-- Begin --
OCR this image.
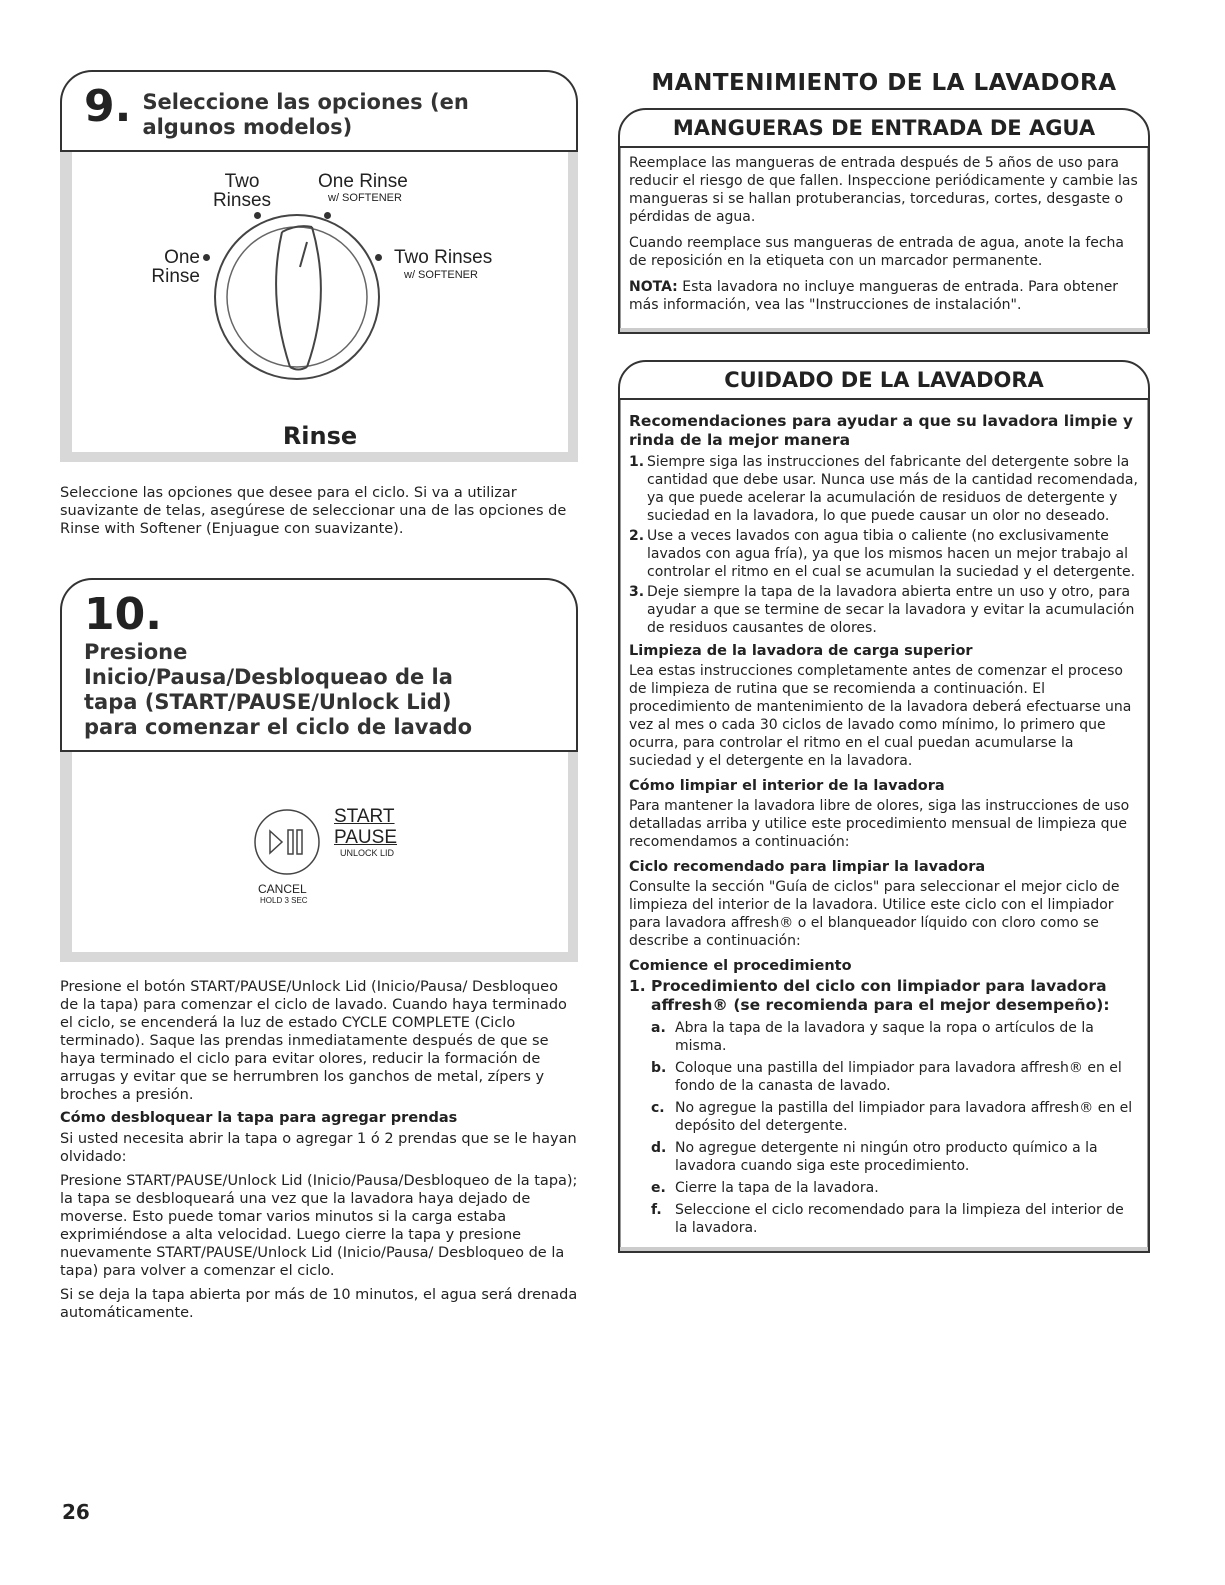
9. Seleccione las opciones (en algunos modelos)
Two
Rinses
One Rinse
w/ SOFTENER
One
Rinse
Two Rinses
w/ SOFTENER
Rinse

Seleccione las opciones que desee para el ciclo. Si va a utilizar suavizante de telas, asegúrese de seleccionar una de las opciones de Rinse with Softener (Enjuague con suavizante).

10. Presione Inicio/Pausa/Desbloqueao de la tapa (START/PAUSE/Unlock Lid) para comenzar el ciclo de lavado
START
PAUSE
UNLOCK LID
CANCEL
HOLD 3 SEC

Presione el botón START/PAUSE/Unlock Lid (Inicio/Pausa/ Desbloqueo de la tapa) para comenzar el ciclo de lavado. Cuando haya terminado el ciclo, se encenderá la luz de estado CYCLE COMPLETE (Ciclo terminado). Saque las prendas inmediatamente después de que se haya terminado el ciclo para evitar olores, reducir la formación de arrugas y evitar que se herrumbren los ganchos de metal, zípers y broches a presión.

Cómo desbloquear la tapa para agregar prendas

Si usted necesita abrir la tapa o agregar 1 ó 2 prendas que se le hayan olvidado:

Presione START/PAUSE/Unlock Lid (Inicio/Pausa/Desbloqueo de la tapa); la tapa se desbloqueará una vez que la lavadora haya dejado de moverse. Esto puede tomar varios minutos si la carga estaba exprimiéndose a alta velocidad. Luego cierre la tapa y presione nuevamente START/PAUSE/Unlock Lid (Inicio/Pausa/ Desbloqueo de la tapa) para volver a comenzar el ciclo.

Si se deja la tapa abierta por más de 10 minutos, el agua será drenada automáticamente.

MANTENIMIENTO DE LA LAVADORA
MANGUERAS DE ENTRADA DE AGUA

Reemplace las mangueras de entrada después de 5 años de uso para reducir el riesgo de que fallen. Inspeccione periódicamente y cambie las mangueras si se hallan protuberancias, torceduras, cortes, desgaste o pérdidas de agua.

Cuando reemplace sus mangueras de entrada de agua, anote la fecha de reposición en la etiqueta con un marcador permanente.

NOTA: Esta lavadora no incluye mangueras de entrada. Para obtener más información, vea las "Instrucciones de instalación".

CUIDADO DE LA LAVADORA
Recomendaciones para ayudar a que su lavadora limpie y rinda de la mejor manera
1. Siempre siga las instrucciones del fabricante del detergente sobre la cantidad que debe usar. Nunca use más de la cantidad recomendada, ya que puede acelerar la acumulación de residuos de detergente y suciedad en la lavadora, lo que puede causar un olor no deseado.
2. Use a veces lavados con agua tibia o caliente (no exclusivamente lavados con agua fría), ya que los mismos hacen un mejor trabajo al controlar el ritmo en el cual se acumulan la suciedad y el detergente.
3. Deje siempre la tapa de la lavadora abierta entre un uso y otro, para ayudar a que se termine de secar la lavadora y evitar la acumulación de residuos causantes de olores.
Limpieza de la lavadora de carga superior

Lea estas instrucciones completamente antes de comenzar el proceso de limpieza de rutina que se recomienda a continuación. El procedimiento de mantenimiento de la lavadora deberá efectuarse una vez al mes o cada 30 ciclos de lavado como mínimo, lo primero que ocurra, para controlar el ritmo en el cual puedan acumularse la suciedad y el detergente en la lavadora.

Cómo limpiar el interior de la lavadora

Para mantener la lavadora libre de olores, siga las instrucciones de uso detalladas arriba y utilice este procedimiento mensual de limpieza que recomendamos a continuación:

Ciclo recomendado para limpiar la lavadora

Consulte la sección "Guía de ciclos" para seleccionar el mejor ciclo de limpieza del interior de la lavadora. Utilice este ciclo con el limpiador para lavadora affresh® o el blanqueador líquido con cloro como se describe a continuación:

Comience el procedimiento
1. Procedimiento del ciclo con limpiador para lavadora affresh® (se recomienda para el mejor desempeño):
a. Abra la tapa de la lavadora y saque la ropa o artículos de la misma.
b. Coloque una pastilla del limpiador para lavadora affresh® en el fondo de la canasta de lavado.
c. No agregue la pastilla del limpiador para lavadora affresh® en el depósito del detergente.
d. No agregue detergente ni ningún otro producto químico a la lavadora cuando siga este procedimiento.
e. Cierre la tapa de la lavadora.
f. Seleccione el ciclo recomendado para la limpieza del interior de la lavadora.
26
-- End --
-- Begin --
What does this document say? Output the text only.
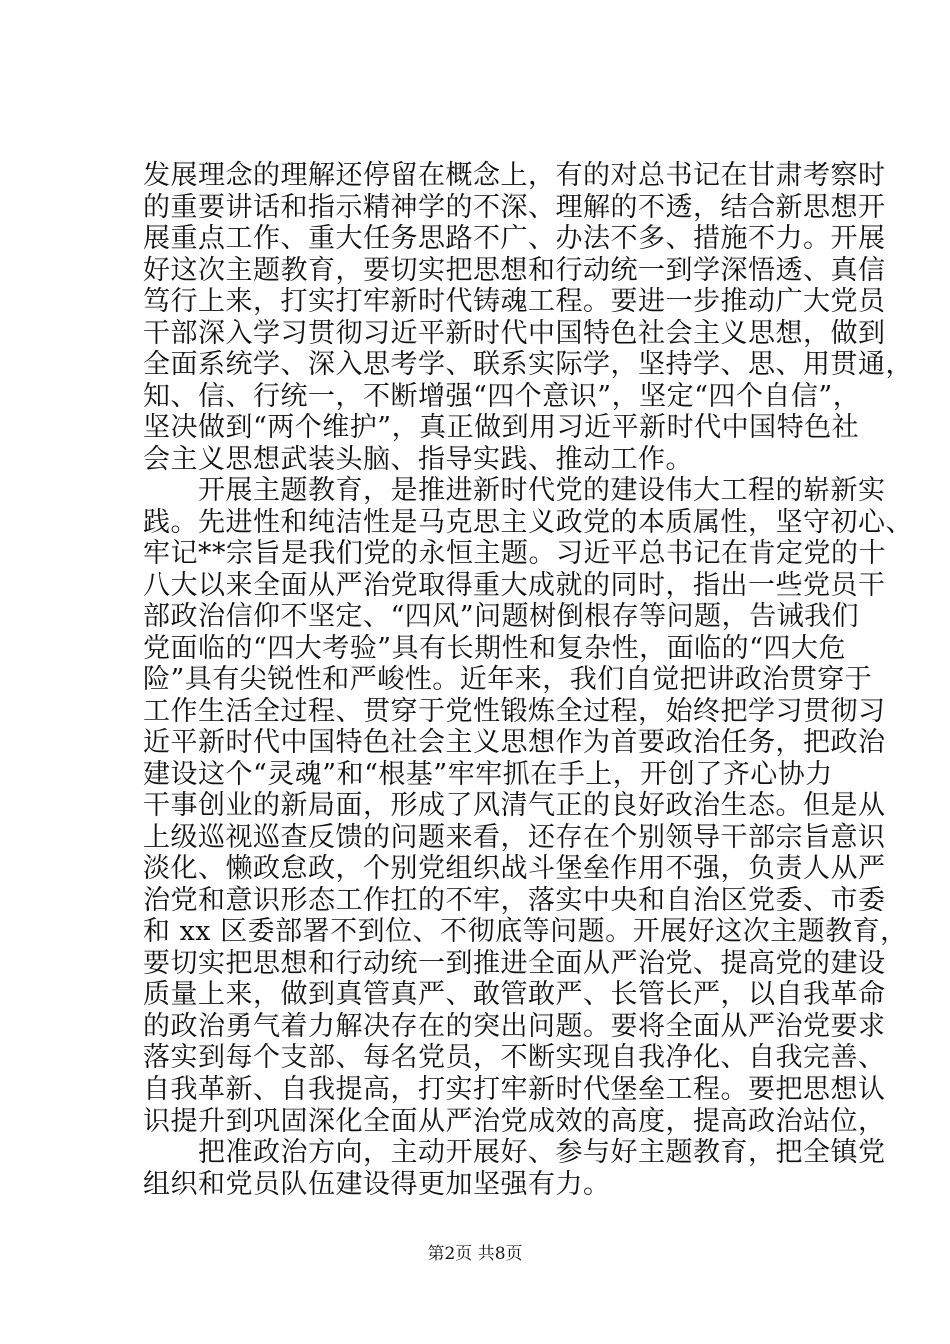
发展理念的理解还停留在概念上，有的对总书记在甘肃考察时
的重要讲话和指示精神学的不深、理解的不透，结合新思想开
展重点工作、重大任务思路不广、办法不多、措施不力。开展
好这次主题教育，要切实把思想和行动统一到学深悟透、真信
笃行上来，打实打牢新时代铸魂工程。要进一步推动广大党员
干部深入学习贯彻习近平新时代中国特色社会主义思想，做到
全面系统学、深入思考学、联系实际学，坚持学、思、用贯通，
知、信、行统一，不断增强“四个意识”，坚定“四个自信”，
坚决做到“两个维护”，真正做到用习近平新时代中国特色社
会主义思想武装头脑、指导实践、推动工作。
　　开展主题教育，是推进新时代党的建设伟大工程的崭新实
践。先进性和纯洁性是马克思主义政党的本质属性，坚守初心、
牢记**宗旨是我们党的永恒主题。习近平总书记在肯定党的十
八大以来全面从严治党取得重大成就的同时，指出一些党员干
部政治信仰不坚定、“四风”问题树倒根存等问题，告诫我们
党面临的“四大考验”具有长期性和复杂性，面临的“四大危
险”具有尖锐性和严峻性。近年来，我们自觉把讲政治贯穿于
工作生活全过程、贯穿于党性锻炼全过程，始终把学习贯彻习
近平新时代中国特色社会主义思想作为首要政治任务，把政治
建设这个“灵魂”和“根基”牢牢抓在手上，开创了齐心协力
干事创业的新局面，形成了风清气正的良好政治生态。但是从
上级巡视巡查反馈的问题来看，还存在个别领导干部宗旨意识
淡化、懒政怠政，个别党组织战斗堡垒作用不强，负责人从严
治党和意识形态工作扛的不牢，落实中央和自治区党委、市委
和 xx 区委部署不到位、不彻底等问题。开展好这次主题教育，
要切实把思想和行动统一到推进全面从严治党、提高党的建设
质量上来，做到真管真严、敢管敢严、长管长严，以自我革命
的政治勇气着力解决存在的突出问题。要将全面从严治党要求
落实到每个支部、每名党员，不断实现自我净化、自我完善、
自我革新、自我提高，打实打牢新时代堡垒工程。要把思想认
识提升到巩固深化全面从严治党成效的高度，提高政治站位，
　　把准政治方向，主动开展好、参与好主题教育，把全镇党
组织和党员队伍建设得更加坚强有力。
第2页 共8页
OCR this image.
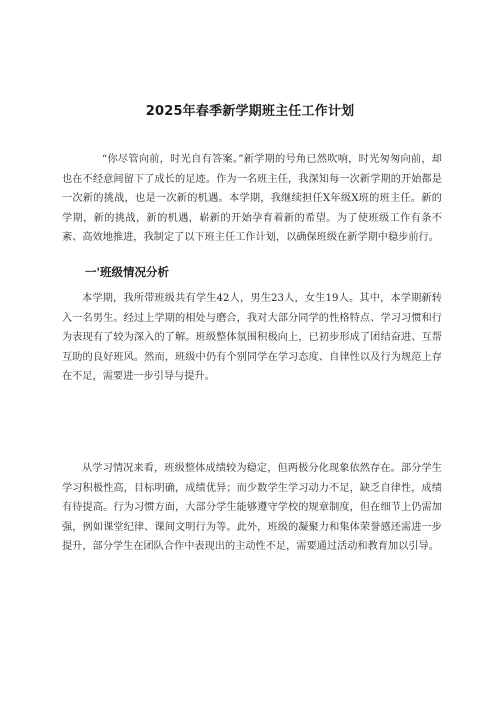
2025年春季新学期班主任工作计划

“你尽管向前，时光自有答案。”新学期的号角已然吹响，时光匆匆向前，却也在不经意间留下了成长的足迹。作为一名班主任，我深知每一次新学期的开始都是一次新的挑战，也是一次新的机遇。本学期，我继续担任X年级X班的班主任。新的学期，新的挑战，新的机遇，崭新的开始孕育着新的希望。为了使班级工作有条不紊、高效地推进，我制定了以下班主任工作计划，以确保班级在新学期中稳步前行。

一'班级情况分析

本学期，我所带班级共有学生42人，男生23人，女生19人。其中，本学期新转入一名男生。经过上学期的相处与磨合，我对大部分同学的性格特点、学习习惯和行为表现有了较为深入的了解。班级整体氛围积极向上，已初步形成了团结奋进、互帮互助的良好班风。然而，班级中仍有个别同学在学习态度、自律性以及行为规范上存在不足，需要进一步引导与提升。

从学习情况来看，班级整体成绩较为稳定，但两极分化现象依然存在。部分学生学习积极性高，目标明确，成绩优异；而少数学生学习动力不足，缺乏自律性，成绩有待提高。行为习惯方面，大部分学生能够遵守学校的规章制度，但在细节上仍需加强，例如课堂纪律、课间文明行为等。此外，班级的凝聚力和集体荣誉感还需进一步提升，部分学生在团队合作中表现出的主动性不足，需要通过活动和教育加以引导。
-- End --
(Stated goal) Give only the number of lines above that hold the string "interior".

(Output of the exercise) 3